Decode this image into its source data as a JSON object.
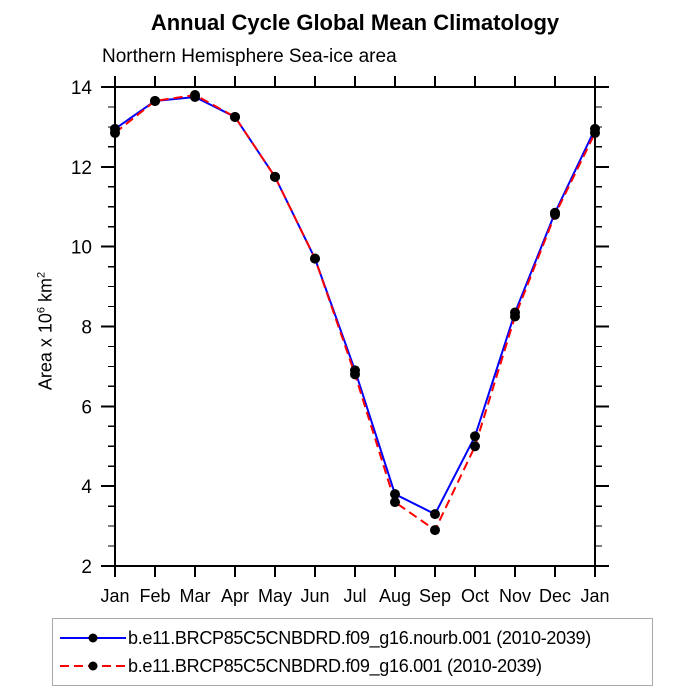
{
  "chart_data": {
    "type": "line",
    "title": "Annual Cycle Global Mean Climatology",
    "subtitle": "Northern Hemisphere Sea-ice area",
    "ylabel": "Area x 10⁶ km²",
    "ylabel_parts": {
      "text": "Area x 10",
      "exponent": "6",
      "unit": " km",
      "unit_exponent": "2"
    },
    "categories": [
      "Jan",
      "Feb",
      "Mar",
      "Apr",
      "May",
      "Jun",
      "Jul",
      "Aug",
      "Sep",
      "Oct",
      "Nov",
      "Dec",
      "Jan"
    ],
    "ylim": [
      2,
      14
    ],
    "ytick_major": [
      2,
      4,
      6,
      8,
      10,
      12,
      14
    ],
    "ytick_minor_step": 0.5,
    "grid": false,
    "legend_position": "bottom",
    "series": [
      {
        "name": "b.e11.BRCP85C5CNBDRD.f09_g16.nourb.001 (2010-2039)",
        "color": "#0000ff",
        "line_style": "solid",
        "marker": "filled-circle",
        "marker_color": "#000000",
        "values": [
          12.95,
          13.65,
          13.75,
          13.25,
          11.75,
          9.7,
          6.9,
          3.8,
          3.3,
          5.25,
          8.35,
          10.85,
          12.95
        ]
      },
      {
        "name": "b.e11.BRCP85C5CNBDRD.f09_g16.001 (2010-2039)",
        "color": "#ff0000",
        "line_style": "dashed",
        "marker": "filled-circle",
        "marker_color": "#000000",
        "values": [
          12.85,
          13.65,
          13.8,
          13.25,
          11.75,
          9.7,
          6.8,
          3.6,
          2.9,
          5.0,
          8.25,
          10.8,
          12.85
        ]
      }
    ]
  },
  "colors": {
    "axis": "#000000",
    "text": "#000000",
    "background": "#ffffff",
    "legend_border": "#a9a9a9"
  }
}
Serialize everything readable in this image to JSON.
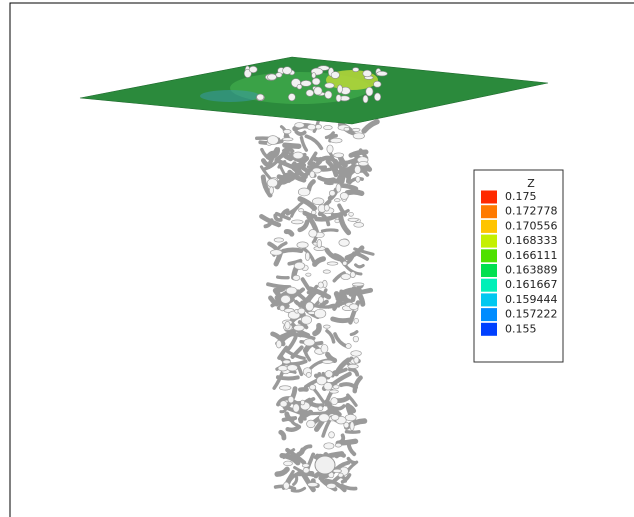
{
  "legend": {
    "title": "Z",
    "levels": [
      {
        "label": "0.175",
        "color": "#ff2a00"
      },
      {
        "label": "0.172778",
        "color": "#ff7a00"
      },
      {
        "label": "0.170556",
        "color": "#ffc400"
      },
      {
        "label": "0.168333",
        "color": "#c4f000"
      },
      {
        "label": "0.166111",
        "color": "#4ee000"
      },
      {
        "label": "0.163889",
        "color": "#00e050"
      },
      {
        "label": "0.161667",
        "color": "#00f0b8"
      },
      {
        "label": "0.159444",
        "color": "#00c8f0"
      },
      {
        "label": "0.157222",
        "color": "#008cff"
      },
      {
        "label": "0.155",
        "color": "#0040ff"
      }
    ]
  }
}
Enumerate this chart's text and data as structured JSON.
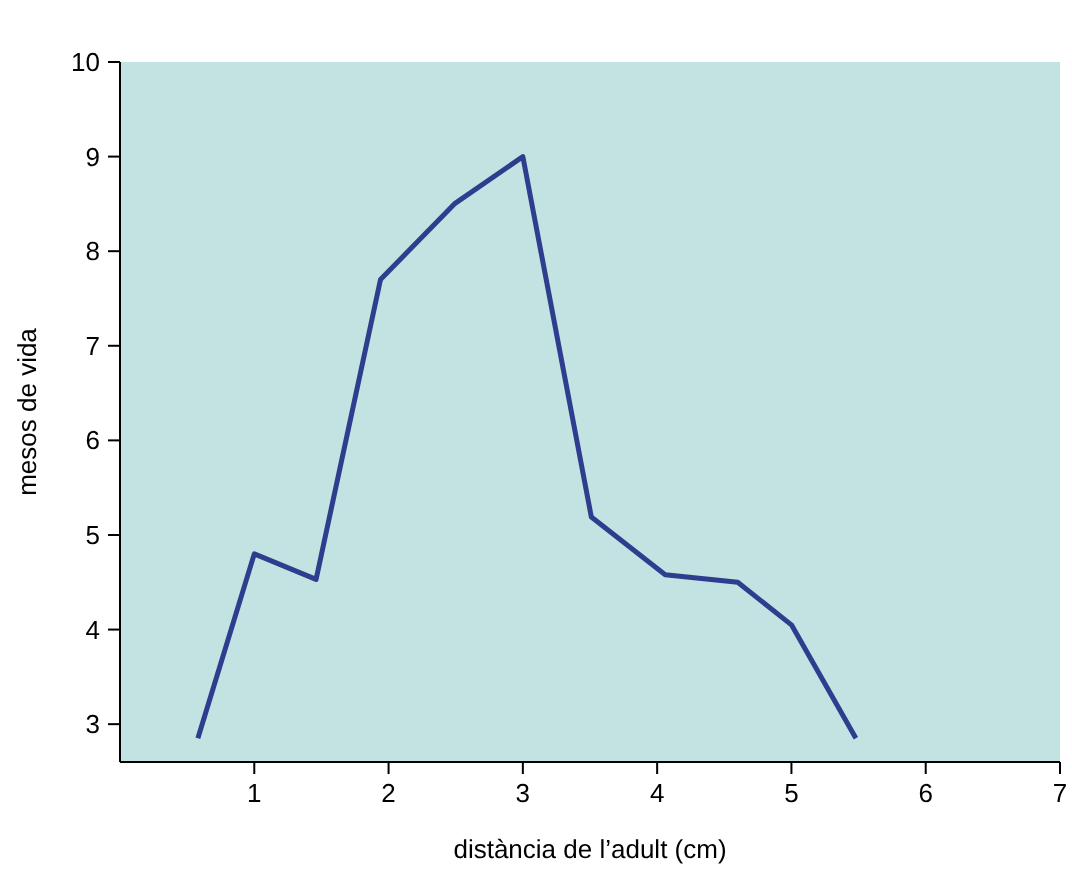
{
  "chart_data": {
    "type": "line",
    "xlabel": "distància de l’adult (cm)",
    "ylabel": "mesos de vida",
    "xlim": [
      0,
      7
    ],
    "xticks": [
      1,
      2,
      3,
      4,
      5,
      6,
      7
    ],
    "ylim": [
      2.6,
      10
    ],
    "yticks": [
      3,
      4,
      5,
      6,
      7,
      8,
      9,
      10
    ],
    "grid": false,
    "marker": "none",
    "line_style": "solid",
    "series": [
      {
        "color": "#2e3d8e",
        "x": [
          0.58,
          1.0,
          1.46,
          1.94,
          2.49,
          3.0,
          3.51,
          4.06,
          4.6,
          5.0,
          5.48
        ],
        "values": [
          2.85,
          4.8,
          4.53,
          7.7,
          8.5,
          9.0,
          5.19,
          4.58,
          4.5,
          4.05,
          2.85
        ]
      }
    ]
  }
}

Goal of the exercise
Report how many lines of the records above contain the word "this", giving only the number.

The solution
3